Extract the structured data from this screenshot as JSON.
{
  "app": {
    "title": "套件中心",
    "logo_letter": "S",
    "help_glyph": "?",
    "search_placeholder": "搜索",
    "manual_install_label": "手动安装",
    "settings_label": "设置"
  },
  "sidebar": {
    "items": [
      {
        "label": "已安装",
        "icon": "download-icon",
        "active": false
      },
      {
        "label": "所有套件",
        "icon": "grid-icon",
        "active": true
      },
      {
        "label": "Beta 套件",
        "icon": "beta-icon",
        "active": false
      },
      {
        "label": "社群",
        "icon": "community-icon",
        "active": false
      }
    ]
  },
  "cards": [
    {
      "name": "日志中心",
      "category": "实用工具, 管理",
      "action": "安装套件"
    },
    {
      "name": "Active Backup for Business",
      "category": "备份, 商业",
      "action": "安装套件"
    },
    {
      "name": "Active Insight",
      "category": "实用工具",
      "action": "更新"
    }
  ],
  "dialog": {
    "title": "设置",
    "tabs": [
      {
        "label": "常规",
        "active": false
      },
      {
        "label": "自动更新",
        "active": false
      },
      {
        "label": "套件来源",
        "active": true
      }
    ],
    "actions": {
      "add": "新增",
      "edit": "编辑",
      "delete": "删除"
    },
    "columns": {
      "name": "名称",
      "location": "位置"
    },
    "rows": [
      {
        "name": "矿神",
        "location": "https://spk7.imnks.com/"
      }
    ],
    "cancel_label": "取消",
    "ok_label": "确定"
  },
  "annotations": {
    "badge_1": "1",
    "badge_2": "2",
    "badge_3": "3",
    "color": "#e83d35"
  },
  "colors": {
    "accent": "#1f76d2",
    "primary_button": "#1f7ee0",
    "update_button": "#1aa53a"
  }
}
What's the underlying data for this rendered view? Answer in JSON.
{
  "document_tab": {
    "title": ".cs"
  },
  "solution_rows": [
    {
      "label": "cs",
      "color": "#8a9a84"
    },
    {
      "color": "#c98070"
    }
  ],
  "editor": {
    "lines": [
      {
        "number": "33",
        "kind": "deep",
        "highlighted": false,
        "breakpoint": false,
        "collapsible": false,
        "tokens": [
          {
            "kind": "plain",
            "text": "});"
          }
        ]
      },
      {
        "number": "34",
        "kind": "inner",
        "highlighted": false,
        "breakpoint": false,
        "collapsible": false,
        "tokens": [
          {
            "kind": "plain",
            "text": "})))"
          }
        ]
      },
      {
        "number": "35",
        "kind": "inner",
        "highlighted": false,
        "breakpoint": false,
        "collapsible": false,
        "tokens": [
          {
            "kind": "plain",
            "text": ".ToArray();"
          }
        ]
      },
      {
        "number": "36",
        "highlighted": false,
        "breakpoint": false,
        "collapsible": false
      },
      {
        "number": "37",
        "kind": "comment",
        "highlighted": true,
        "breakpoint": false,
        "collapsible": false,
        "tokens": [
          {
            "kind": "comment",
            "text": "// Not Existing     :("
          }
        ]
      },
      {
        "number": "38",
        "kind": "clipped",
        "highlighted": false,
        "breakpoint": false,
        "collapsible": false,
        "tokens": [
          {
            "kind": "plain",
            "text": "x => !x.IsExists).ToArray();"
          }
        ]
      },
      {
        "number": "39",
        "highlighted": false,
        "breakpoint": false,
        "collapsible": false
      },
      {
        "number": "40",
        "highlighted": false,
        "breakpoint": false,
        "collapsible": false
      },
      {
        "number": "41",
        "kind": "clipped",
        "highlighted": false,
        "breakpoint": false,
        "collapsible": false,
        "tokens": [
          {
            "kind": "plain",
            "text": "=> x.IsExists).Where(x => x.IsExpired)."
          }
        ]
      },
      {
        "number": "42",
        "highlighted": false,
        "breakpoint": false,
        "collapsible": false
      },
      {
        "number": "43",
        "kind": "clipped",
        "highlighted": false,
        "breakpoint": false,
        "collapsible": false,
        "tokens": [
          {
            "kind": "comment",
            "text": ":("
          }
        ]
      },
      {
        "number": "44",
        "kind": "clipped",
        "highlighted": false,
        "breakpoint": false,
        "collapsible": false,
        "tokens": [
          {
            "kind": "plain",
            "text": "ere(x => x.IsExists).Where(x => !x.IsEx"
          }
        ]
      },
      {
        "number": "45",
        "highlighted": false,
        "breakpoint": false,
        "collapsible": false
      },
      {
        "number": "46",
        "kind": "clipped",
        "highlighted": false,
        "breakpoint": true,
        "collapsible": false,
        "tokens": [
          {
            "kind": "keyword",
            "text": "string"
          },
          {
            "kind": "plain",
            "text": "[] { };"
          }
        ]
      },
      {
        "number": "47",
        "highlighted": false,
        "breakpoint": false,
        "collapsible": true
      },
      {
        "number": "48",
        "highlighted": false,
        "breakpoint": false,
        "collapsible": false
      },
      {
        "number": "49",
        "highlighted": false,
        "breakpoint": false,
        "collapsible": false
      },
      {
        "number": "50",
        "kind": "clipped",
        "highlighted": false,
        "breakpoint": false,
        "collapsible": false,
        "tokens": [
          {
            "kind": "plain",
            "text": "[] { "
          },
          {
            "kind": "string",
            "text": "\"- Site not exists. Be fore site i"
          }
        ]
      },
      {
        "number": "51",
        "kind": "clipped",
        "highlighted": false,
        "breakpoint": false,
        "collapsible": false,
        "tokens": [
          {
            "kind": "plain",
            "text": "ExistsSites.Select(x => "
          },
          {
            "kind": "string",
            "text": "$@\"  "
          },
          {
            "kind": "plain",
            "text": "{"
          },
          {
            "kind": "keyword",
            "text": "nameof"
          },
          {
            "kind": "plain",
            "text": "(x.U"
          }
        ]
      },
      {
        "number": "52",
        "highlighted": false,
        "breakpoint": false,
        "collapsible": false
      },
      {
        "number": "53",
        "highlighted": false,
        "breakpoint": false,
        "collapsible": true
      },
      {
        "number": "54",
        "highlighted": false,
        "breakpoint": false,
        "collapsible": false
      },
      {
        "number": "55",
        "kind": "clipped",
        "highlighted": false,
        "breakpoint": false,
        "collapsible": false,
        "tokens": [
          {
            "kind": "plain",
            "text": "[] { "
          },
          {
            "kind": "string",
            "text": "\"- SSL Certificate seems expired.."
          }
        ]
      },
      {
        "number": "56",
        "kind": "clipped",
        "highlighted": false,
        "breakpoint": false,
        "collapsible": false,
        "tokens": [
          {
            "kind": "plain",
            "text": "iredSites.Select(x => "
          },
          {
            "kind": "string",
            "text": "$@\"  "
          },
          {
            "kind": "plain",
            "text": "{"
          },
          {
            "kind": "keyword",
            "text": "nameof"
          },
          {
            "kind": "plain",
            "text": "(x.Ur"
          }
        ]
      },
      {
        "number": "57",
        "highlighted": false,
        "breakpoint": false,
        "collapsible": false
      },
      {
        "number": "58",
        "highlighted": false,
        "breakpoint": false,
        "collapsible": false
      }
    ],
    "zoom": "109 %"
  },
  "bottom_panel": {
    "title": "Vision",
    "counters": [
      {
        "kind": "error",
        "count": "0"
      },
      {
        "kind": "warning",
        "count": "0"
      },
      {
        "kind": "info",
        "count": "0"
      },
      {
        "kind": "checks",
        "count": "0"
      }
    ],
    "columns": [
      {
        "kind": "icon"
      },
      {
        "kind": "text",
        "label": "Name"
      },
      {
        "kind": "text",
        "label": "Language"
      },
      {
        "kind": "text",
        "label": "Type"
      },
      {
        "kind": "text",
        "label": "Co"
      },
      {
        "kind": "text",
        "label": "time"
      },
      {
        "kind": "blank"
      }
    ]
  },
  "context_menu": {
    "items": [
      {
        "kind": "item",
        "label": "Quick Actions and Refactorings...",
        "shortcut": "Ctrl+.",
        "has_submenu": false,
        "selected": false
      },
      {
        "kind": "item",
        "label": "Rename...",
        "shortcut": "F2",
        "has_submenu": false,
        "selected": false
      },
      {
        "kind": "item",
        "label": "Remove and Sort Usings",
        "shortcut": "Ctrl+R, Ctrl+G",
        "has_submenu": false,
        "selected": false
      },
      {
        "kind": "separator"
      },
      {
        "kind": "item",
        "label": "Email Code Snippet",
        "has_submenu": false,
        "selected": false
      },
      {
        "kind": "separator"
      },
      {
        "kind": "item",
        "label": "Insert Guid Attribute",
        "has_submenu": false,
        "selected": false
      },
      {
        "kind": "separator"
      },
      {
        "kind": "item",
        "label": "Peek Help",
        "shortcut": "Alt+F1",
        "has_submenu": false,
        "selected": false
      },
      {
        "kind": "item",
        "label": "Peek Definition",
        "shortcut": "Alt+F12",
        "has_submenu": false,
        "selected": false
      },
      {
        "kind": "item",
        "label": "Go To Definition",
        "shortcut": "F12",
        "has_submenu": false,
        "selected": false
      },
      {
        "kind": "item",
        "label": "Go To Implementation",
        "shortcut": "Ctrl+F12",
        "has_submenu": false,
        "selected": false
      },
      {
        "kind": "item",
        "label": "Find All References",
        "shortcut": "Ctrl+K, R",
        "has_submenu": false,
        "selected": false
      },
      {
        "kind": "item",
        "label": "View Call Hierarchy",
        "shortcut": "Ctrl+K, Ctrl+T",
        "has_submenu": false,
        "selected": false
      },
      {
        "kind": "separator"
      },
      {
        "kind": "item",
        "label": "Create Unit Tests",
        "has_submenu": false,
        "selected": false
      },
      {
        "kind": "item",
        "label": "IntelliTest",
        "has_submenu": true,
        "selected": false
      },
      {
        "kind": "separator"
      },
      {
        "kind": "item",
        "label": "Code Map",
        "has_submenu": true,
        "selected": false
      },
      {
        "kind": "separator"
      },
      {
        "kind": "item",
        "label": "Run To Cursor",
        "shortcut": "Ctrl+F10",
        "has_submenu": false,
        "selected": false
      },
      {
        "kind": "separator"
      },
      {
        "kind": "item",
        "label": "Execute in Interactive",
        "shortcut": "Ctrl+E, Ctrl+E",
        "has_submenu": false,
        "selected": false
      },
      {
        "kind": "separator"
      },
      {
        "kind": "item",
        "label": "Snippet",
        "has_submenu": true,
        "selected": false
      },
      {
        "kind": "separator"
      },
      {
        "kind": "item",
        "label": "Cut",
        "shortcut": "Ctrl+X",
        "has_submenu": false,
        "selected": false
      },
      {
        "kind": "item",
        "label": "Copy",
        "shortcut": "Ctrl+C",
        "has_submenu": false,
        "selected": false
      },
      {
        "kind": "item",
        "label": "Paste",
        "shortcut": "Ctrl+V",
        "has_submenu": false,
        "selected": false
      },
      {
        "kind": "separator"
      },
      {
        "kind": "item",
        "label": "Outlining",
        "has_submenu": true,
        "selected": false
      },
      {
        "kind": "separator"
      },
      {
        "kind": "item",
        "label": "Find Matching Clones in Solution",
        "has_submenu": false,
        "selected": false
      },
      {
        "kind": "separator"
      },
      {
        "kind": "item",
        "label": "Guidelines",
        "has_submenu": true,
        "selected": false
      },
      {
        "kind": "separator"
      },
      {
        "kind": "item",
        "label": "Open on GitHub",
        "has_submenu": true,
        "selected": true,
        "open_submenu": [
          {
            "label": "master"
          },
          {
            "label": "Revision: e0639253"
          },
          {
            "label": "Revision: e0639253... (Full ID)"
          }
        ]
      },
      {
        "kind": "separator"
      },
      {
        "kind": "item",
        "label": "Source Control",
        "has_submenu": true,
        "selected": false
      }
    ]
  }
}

════

▸ Objective: In the lines above, locate the string "ToArray". Copy every line where it occurs.

▸ Solution to this problem:
            "text": ".ToArray();"
            "text": "x => !x.IsExists).ToArray();"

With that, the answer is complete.